WORK TO COMPLETE =
A. List every function declared in the MouseListener class shown in the Leap mouse text, including the constructor.
B. Summarize the Leap mouse text in two sentences.
C. Proceed with the Leap mouse text from the point where it stops.

SOURCE DOCUMENT =
Let's create a true Leap mouse application to support our newly defined clicking gesture. An important first step would be to choose a distance that represents two fingers touching. While at first blush a value of 0 mm would seem to be a reasonable definition of touching together, consider the fact that the controller is not always perfect in recognizing two touching fingers as being distinct from each other, or even existing at all. If we choose a suitably small distance we can call "touching" then the gesture will be triggered in one of the frames generated as the user closes their fingers together.
We'll begin with the obligatory listener class to handle frame events and keep track of our input state.
class MouseListener : public Leap::Listener {
public:
MouseListener();
const float clickActivationDistance = 40;
virtual void onFrame(const Leap::Controller &);
virtual void postMouseDown(unsigned x, unsigned y);
virtual void postMouseUp(unsigned x, unsigned y);
…
};On my revision 3 device, a distance of 40mm seems to work reasonably well.
For our onFrame handler we can build on our previous code. However now we need to keep track of not just one hand but two, which introduces quite a bit of extra complexity.
For starters, the method Leap::Frame::hands() is defined as returning the hands detected in a frame in an arbitrary order, meaning we cannot always expect the same hand to correspond to the same index in the returned HandList. This makes sense, because some frames will likely fail to recognize both hands and a new list of hands will need to be constructed as the detected hands are unrecognized and recognized again, and there is no guarantee that the ordering will be the same.
A further problem is that we will need to work out which is the user's left and right hands, because we should probably use the most dexterous hand as the pointer hand and the inferior, the clicker.
Indeed, even determining the primary and secondary hands is not quite as simple as one might think, because the primary and secondary hands will be reversed for left-handed people. Left-handed people have had it hard enough for thousands of years, so it would not be right for us to make assumptions.
Note
The English word "dexterity" comes from the Latin root dexter, relating to the right or right hand, and also meaning "skillful", "fortunate", or "proper" and often having a positive connotation. Contrast this with to the word for left—"sinister".
We'll start by adding some instance variables and initializers:
protected:
bool clickActive; // currently clicking?

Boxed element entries
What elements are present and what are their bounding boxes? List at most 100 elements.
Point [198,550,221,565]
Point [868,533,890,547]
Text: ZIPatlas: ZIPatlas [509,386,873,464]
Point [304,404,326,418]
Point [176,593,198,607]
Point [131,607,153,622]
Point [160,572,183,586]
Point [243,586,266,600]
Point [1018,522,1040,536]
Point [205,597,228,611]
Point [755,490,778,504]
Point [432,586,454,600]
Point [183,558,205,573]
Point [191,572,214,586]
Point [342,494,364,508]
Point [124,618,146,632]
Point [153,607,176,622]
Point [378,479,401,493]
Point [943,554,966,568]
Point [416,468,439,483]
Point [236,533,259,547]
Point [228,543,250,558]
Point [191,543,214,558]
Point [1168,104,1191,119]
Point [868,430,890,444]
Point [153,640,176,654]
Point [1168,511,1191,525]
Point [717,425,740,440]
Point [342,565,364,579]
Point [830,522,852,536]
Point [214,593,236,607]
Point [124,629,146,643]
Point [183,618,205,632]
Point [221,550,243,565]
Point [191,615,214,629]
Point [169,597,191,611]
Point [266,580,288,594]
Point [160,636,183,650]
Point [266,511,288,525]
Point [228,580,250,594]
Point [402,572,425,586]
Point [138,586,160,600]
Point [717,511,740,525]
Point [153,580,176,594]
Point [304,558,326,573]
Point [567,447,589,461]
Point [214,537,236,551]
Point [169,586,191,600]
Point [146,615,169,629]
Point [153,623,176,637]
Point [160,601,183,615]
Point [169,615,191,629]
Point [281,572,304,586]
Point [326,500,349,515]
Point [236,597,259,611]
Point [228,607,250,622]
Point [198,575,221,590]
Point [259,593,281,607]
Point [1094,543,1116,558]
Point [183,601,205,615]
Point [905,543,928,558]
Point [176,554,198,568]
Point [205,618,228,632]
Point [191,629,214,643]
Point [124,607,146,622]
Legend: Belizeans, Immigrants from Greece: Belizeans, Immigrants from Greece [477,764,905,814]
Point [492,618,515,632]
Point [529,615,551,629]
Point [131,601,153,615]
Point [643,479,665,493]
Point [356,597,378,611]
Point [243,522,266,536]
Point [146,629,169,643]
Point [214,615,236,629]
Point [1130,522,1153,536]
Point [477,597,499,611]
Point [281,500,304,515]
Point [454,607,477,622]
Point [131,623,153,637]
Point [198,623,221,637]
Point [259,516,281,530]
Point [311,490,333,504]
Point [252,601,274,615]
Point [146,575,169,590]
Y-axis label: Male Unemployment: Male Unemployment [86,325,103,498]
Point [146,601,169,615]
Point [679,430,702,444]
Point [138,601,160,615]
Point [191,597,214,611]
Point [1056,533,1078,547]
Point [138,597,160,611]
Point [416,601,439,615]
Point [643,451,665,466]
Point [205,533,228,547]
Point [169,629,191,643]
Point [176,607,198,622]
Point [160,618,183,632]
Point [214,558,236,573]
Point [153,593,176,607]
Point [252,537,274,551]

ANSWERS PER TASK =
A. MouseListener(), onFrame, postMouseDown, postMouseUp

B. Building a Leap mouse application for a two-finger clicking gesture starts with choosing a small "touching" distance, such as 40 mm, because the controller does not reliably recognize touching fingers. Tracking two hands adds complexity: Leap::Frame::hands() returns hands in an arbitrary order, and the program must work out which hand is the user's left and which is the right, since left-handed people reverse the primary and secondary hands.

C.
bool leftHanded; // user setting
int32_t clickerHandID, pointerHandID; // last recognized
leftHanded will act as a flag which we can use when we determine which hand is the pointer and which is the clicker. clickerHandID and pointerHandID will be used to keep track of which detected hand from a given frame corresponds to the pointer and clicker.
We can create an initializing constructor like so:
MouseListener::MouseListener()
: clickActive(false), leftHanded(false),
clickerHandID(0), pointerHandID(0) {}Explicitly initializing variables is good practice, in particular because the rules for which types are initialized in various situations in C++ are so multitudinous that memorizing them is discouraged. Using the initializer list syntax is considered good style because it can save unnecessary constructor calls when member objects are assigned new values, although since we are only initializing primitive types, we get no such reduction in overhead here.
Leap::Hand pointerHand, clickerHand;
if (pointerHandID) {
pointerHand = frame.hand(pointerHandID);
if (! pointerHand.isValid())
pointerHand = hands[0];
}If hands are detected, we will always at least have a pointer hand defined. If we've already decided on which hand to use (pointerHandID is set) then we should see if that hand is available in the current frame. When Leap::Frame::hand(int32_t id) is called with a previously detected hand's identifier, it will return a corresponding hand instance. If the controller has lost track of the hand it was following, then you'll still get a Hand back, but isValid() will be false. If we fail to locate our old hand or one hasn't been set yet, we'll assign the first detected hand for the case where we only have one hand in the frame.
if (clickerHandID)
clickerHand = frame.hand(clickerHandID);We attempt to locate the previously detected clicker hand if possible.
if (! clickerHand.isValid() && hands.count() == 2) {
// figure out clicker and pointer hand
// which hand is on the left and which is on the right?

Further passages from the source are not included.